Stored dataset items
## begin
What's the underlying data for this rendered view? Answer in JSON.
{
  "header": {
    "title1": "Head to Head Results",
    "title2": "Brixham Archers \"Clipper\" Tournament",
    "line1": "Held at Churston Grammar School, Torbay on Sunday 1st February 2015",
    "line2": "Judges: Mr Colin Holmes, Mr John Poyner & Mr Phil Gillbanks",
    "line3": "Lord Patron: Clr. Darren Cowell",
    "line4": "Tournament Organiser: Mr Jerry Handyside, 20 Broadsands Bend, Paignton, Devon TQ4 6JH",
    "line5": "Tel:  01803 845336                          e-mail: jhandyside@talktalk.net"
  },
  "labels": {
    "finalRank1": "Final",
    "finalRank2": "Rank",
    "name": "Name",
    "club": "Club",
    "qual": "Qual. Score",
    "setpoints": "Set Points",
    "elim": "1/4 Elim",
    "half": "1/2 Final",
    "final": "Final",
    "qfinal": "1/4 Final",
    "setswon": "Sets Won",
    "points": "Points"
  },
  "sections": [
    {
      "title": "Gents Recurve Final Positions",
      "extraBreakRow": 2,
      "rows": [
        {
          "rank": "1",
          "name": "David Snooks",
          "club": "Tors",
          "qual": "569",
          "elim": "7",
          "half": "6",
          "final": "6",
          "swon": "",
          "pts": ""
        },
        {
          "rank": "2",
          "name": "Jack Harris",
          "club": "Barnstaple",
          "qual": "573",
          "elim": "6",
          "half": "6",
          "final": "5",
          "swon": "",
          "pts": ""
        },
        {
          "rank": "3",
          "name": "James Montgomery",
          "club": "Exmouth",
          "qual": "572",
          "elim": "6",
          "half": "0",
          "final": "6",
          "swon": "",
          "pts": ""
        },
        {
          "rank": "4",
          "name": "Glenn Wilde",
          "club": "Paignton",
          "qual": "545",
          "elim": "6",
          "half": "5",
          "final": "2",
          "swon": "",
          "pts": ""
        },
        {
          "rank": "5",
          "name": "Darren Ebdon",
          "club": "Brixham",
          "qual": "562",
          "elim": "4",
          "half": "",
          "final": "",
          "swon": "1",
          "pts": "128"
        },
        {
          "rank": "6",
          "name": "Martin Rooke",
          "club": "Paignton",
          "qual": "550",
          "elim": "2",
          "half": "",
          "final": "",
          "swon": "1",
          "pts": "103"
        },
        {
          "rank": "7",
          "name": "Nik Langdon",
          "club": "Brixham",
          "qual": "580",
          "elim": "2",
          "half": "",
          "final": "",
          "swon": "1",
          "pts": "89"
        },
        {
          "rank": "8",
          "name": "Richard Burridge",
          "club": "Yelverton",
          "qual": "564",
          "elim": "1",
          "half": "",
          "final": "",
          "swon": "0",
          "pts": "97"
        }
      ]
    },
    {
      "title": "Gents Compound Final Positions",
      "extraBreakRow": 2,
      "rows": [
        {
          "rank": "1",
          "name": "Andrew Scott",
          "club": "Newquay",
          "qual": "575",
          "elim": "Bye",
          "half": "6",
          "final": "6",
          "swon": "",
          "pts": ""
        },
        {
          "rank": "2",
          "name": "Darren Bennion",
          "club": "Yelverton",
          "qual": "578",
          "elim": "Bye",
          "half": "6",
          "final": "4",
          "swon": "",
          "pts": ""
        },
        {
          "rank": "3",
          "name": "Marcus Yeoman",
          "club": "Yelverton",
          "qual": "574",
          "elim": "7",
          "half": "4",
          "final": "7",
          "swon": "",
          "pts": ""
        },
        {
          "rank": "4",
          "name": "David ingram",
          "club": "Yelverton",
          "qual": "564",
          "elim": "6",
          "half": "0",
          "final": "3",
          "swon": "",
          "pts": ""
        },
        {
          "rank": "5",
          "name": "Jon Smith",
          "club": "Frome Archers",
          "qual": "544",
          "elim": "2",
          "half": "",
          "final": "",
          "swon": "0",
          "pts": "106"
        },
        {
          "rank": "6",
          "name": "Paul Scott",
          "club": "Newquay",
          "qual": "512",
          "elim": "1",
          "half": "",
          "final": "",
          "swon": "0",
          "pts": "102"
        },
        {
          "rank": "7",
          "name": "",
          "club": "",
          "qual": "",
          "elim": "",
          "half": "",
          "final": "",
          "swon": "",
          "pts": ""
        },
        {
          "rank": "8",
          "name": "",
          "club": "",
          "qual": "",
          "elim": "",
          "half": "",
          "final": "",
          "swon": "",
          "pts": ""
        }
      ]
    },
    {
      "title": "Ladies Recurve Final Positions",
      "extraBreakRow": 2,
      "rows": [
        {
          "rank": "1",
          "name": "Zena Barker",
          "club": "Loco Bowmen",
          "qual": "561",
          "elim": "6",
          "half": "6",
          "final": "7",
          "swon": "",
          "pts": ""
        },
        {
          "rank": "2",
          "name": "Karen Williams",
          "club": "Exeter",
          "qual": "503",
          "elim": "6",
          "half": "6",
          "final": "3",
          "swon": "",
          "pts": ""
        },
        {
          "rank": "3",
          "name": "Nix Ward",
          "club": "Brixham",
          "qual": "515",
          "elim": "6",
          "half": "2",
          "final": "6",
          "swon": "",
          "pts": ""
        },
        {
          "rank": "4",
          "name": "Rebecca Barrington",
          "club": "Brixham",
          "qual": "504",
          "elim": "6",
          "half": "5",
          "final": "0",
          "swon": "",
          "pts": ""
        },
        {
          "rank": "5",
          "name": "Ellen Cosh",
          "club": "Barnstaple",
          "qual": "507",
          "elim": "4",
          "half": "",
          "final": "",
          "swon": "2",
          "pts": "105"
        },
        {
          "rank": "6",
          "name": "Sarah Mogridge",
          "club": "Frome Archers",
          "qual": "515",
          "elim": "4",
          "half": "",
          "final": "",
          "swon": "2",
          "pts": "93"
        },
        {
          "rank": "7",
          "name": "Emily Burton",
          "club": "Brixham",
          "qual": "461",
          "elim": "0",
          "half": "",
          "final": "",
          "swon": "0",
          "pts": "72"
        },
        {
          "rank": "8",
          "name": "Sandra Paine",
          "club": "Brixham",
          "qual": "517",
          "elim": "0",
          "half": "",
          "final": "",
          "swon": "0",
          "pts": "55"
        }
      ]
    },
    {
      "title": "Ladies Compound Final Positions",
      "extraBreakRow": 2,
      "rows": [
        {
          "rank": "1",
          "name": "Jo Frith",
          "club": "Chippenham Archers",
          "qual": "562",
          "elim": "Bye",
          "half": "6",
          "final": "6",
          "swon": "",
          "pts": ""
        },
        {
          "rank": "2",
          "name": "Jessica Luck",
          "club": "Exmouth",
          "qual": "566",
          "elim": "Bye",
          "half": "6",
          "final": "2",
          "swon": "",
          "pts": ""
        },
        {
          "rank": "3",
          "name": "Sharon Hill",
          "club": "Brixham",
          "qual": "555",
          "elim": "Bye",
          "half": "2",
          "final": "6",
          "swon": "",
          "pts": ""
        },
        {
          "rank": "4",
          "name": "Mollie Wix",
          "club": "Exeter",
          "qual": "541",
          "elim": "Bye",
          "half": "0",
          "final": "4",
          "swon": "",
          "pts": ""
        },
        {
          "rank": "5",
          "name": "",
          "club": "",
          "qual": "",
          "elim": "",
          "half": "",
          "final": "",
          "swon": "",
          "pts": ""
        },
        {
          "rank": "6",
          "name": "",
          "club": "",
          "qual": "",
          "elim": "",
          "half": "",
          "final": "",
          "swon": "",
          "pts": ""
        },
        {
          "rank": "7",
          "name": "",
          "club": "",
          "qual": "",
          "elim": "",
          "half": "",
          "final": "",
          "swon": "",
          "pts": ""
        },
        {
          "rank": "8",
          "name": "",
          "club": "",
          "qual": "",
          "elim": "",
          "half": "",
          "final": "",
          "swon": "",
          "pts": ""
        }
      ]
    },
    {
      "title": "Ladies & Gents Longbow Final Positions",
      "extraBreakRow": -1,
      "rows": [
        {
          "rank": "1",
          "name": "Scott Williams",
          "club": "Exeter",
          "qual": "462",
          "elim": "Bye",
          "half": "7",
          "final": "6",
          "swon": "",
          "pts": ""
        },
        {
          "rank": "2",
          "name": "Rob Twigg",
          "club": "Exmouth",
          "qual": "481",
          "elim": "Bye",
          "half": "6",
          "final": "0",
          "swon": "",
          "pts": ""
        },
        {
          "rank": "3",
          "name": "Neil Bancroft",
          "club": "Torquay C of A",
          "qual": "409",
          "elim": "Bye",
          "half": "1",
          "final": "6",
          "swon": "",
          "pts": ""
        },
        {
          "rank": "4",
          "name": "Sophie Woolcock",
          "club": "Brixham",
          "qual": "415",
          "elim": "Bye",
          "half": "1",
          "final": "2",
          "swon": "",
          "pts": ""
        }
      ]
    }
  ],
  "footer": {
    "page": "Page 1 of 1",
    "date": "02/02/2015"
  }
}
## end
**Brief**
Above are the records. Identify each line that contains the word "David".

**The output**
          "name": "David Snooks",
          "name": "David ingram",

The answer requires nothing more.